* _WORK INSTRUCTIONS_:
Find every line in the data that contains the word "ylabel". Return each of those lines.

* _EXTRACTED MATERIAL_:
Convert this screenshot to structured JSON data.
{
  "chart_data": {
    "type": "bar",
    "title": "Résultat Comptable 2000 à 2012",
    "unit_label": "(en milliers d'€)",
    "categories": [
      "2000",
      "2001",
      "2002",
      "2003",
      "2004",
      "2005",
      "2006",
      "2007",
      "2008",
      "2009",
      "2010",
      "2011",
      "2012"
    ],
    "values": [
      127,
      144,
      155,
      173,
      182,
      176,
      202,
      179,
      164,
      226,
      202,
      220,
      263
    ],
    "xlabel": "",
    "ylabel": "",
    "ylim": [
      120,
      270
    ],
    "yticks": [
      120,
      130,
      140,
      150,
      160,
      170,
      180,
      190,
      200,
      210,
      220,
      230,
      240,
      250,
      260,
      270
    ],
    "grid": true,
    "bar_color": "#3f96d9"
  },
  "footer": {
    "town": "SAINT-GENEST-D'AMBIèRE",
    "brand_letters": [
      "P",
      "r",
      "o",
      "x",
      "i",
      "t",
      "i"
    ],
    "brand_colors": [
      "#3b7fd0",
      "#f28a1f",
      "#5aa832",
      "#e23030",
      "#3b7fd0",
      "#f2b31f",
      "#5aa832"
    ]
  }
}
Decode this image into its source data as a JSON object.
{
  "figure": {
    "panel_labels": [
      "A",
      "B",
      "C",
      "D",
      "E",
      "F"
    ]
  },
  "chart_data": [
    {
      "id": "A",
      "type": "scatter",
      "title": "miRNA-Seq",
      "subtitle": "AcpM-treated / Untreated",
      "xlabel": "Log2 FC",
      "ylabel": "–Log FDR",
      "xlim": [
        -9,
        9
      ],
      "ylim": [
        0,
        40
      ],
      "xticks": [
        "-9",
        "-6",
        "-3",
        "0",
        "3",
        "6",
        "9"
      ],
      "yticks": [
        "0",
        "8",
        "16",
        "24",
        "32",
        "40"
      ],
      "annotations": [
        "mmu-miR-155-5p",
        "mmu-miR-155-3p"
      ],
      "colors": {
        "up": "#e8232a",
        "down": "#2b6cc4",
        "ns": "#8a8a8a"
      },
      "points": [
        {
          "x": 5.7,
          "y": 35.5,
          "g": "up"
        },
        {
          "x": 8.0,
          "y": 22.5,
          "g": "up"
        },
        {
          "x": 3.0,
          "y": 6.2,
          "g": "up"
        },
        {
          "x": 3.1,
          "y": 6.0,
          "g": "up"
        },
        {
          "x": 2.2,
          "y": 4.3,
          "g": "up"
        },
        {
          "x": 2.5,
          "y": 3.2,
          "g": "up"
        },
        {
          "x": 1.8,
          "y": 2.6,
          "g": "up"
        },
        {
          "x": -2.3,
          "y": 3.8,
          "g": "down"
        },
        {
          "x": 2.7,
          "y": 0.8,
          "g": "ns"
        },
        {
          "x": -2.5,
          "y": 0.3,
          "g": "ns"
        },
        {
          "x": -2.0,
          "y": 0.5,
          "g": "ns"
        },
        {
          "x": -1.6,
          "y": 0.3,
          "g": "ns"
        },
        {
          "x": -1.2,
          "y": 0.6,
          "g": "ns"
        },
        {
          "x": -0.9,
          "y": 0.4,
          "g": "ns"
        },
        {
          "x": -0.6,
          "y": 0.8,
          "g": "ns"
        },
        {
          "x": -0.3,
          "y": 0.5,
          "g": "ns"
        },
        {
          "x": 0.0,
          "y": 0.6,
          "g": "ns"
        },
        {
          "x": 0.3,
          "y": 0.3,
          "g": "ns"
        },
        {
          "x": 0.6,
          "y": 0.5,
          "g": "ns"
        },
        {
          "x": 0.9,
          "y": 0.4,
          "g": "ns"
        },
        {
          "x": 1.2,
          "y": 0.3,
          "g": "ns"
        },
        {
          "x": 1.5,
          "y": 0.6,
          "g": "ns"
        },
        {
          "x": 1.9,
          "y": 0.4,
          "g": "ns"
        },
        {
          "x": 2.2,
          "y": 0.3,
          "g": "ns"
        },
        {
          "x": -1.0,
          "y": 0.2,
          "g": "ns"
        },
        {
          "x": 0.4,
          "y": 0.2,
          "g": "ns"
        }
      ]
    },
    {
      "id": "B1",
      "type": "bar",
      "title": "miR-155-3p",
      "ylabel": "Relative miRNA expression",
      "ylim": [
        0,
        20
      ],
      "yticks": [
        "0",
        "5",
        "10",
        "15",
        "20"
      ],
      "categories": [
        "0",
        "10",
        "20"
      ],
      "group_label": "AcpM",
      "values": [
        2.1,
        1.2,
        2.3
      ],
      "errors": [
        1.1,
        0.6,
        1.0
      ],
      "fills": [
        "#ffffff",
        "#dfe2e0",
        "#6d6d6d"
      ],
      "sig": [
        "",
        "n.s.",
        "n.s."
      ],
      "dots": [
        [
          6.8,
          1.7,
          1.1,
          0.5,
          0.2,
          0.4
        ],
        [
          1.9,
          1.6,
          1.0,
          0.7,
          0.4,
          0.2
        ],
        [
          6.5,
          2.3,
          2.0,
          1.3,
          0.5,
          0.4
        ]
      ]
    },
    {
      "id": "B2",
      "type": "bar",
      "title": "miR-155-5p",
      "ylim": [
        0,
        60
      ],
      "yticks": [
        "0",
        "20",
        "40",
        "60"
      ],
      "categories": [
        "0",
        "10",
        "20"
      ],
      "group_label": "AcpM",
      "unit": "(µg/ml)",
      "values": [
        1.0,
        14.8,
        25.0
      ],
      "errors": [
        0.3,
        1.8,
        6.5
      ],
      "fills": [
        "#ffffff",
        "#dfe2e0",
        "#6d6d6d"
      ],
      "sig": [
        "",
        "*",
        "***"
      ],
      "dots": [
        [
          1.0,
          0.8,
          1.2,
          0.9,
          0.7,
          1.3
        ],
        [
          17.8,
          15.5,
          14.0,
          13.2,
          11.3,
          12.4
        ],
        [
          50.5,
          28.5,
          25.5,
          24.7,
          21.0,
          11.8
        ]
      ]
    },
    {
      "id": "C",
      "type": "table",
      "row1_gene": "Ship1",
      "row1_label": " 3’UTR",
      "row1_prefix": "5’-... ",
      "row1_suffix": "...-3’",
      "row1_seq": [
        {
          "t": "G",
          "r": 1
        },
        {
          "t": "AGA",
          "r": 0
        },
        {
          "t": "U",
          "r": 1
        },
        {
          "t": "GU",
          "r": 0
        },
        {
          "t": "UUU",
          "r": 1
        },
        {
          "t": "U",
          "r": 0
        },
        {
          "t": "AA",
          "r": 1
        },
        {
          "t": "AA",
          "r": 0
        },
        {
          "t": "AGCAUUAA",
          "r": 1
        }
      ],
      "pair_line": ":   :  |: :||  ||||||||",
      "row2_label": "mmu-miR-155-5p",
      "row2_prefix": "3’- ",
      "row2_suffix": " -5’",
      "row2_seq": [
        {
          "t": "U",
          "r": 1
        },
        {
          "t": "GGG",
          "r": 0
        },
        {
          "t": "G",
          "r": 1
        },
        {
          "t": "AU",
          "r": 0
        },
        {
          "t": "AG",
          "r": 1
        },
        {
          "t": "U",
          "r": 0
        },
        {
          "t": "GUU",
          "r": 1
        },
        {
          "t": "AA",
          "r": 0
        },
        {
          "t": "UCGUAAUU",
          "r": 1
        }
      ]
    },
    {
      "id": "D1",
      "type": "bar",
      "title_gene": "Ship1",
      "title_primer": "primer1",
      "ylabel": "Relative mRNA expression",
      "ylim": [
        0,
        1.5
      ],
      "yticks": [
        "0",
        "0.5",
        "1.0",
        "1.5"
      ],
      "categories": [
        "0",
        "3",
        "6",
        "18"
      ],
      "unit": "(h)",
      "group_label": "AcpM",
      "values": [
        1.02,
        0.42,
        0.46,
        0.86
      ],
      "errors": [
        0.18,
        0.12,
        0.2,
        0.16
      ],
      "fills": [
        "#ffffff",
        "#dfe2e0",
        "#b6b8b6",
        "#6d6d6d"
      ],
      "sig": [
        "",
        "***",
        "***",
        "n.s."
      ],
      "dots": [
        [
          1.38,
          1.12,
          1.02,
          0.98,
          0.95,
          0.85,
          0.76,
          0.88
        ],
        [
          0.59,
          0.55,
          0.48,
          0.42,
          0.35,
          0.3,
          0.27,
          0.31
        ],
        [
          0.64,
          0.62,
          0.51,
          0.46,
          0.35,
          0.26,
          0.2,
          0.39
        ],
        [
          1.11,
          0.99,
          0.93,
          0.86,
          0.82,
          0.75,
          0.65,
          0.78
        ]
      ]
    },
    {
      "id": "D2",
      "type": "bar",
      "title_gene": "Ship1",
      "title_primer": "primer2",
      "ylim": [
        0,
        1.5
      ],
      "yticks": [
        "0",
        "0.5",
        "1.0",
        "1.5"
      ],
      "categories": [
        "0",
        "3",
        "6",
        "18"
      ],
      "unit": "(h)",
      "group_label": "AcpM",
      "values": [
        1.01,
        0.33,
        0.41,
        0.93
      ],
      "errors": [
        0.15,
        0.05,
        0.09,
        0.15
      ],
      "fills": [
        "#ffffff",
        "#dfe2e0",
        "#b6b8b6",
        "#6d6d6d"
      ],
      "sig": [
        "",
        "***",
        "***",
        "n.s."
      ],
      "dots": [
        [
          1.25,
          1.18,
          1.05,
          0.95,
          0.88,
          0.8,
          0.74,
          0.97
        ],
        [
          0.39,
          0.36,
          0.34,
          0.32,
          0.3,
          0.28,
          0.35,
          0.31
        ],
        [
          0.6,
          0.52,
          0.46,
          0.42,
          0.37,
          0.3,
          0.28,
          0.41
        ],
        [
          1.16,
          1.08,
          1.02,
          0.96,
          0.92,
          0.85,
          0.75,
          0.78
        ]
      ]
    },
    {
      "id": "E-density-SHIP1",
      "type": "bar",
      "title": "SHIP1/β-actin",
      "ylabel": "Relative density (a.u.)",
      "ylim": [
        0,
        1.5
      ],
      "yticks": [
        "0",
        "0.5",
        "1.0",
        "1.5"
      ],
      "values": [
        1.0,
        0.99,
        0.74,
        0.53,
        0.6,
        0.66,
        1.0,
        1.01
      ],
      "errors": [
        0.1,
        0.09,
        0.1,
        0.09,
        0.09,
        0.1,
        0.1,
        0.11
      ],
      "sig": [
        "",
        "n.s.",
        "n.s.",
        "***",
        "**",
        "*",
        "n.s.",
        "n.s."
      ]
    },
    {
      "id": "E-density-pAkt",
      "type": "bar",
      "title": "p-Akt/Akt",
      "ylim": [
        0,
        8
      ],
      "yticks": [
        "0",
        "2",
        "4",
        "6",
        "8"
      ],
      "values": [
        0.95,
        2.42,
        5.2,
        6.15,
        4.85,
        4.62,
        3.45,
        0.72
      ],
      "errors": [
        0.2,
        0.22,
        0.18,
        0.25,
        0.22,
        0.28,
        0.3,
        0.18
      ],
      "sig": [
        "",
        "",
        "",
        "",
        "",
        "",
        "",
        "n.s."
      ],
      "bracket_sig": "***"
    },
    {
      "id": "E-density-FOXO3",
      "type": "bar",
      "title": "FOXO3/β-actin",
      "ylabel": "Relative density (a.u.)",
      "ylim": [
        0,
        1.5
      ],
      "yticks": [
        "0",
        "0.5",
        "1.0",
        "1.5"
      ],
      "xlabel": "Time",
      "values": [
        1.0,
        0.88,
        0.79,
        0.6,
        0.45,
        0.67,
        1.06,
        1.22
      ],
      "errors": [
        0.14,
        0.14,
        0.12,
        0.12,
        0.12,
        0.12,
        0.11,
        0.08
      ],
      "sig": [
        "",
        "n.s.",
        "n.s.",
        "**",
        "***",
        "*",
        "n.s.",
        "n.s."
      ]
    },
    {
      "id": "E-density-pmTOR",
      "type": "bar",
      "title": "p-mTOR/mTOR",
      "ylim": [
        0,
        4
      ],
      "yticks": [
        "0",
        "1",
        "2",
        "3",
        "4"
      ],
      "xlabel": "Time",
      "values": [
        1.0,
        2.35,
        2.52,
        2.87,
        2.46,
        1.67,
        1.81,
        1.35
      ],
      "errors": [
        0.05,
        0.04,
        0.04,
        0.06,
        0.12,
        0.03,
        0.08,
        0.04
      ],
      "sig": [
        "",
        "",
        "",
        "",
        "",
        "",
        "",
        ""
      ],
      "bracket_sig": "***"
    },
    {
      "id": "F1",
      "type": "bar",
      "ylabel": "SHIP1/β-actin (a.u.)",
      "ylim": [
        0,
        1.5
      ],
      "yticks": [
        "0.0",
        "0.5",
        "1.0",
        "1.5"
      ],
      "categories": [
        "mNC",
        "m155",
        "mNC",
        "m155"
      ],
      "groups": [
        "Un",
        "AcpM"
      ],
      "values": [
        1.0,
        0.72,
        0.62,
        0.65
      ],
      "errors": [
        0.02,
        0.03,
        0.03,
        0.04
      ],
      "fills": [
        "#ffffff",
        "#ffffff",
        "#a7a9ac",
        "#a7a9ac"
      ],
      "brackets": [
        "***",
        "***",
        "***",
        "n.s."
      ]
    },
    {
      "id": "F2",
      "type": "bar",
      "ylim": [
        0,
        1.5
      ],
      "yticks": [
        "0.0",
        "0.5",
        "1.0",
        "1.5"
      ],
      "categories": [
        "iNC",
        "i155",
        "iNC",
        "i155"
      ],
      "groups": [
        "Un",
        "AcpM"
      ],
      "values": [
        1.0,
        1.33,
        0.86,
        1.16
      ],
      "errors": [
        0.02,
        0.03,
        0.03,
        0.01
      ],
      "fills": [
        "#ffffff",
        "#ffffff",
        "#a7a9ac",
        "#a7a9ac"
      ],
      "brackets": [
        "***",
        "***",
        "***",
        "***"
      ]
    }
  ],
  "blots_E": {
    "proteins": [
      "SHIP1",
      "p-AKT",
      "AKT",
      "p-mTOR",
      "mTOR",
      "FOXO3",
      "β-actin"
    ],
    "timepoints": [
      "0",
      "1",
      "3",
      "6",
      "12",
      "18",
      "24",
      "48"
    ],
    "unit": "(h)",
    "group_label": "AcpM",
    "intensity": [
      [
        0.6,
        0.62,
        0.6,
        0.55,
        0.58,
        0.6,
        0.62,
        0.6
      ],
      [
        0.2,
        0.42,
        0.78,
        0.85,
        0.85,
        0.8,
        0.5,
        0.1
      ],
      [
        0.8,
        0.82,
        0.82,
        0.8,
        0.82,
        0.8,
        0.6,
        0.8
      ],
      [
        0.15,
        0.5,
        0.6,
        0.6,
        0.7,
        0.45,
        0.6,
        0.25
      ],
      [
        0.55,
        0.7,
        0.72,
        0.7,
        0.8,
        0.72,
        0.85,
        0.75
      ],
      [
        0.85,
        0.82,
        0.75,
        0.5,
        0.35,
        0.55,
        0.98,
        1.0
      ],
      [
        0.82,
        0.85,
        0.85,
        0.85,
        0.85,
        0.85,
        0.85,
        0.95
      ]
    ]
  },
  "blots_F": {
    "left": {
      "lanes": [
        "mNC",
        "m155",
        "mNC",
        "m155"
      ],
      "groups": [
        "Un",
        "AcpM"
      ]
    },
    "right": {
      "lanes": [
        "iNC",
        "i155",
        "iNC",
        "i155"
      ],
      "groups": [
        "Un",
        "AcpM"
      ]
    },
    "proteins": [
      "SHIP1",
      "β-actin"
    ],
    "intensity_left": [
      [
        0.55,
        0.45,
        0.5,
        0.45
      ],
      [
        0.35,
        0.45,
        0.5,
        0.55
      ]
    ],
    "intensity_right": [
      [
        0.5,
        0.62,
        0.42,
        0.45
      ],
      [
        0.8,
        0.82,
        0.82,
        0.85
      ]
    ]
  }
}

* _RESPONSE FOR THIS EXERCISE_:
    "ylabel": "",
      "ylabel": "–Log FDR",
      "ylabel": "Relative miRNA expression",
      "ylabel": "Relative mRNA expression",
      "ylabel": "Relative density (a.u.)",
      "ylabel": "Relative density (a.u.)",
      "ylabel": "SHIP1/β-actin (a.u.)",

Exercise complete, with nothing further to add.